§ Exercise objective:
Print out every line, exactly as written.

Saved entries:
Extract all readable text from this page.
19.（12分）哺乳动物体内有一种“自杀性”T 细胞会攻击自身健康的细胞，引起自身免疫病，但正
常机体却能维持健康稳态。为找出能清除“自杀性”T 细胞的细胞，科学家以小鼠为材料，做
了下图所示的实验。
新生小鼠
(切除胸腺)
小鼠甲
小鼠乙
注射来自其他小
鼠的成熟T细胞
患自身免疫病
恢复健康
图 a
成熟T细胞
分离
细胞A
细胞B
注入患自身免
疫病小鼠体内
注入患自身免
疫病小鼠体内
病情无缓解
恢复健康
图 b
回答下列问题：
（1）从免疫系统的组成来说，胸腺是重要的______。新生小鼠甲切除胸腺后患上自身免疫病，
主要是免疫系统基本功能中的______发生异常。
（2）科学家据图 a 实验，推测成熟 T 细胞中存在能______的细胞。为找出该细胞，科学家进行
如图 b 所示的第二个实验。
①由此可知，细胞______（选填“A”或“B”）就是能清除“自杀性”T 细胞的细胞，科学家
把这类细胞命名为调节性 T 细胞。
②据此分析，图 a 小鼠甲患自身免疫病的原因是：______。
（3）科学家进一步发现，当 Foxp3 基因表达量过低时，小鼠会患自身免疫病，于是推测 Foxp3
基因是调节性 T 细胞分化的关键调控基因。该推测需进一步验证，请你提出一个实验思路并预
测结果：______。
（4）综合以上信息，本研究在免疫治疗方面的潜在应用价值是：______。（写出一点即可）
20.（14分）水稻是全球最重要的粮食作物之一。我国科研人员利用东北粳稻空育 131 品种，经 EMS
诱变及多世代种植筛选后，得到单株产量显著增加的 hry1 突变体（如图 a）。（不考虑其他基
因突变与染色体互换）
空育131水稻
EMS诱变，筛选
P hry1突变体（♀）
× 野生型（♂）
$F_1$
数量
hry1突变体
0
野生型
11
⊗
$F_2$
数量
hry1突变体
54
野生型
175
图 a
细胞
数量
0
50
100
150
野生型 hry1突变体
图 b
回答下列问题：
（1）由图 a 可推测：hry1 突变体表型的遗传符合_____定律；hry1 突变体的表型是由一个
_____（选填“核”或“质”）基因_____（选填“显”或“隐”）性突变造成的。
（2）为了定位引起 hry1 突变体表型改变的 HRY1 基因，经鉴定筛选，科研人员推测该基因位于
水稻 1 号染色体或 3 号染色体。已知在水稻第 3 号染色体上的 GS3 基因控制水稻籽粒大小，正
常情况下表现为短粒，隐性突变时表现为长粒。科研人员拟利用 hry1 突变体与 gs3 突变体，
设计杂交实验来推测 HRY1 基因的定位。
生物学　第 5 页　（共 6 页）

§ The result:
Extract all readable text from this page.
19.（12分）哺乳动物体内有一种“自杀性”T 细胞会攻击自身健康的细胞，引起自身免疫病，但正
常机体却能维持健康稳态。为找出能清除“自杀性”T 细胞的细胞，科学家以小鼠为材料，做
了下图所示的实验。
新生小鼠
(切除胸腺)
小鼠甲
小鼠乙
注射来自其他小
鼠的成熟T细胞
患自身免疫病
恢复健康
图 a
成熟T细胞
分离
细胞A
细胞B
注入患自身免
疫病小鼠体内
注入患自身免
疫病小鼠体内
病情无缓解
恢复健康
图 b
回答下列问题：
（1）从免疫系统的组成来说，胸腺是重要的______。新生小鼠甲切除胸腺后患上自身免疫病，
主要是免疫系统基本功能中的______发生异常。
（2）科学家据图 a 实验，推测成熟 T 细胞中存在能______的细胞。为找出该细胞，科学家进行
如图 b 所示的第二个实验。
①由此可知，细胞______（选填“A”或“B”）就是能清除“自杀性”T 细胞的细胞，科学家
把这类细胞命名为调节性 T 细胞。
②据此分析，图 a 小鼠甲患自身免疫病的原因是：______。
（3）科学家进一步发现，当 Foxp3 基因表达量过低时，小鼠会患自身免疫病，于是推测 Foxp3
基因是调节性 T 细胞分化的关键调控基因。该推测需进一步验证，请你提出一个实验思路并预
测结果：______。
（4）综合以上信息，本研究在免疫治疗方面的潜在应用价值是：______。（写出一点即可）
20.（14分）水稻是全球最重要的粮食作物之一。我国科研人员利用东北粳稻空育 131 品种，经 EMS
诱变及多世代种植筛选后，得到单株产量显著增加的 hry1 突变体（如图 a）。（不考虑其他基
因突变与染色体互换）
空育131水稻
EMS诱变，筛选
P hry1突变体（♀）
× 野生型（♂）
$F_1$
数量
hry1突变体
0
野生型
11
⊗
$F_2$
数量
hry1突变体
54
野生型
175
图 a
细胞
数量
0
50
100
150
野生型 hry1突变体
图 b
回答下列问题：
（1）由图 a 可推测：hry1 突变体表型的遗传符合_____定律；hry1 突变体的表型是由一个
_____（选填“核”或“质”）基因_____（选填“显”或“隐”）性突变造成的。
（2）为了定位引起 hry1 突变体表型改变的 HRY1 基因，经鉴定筛选，科研人员推测该基因位于
水稻 1 号染色体或 3 号染色体。已知在水稻第 3 号染色体上的 GS3 基因控制水稻籽粒大小，正
常情况下表现为短粒，隐性突变时表现为长粒。科研人员拟利用 hry1 突变体与 gs3 突变体，
设计杂交实验来推测 HRY1 基因的定位。
生物学　第 5 页　（共 6 页）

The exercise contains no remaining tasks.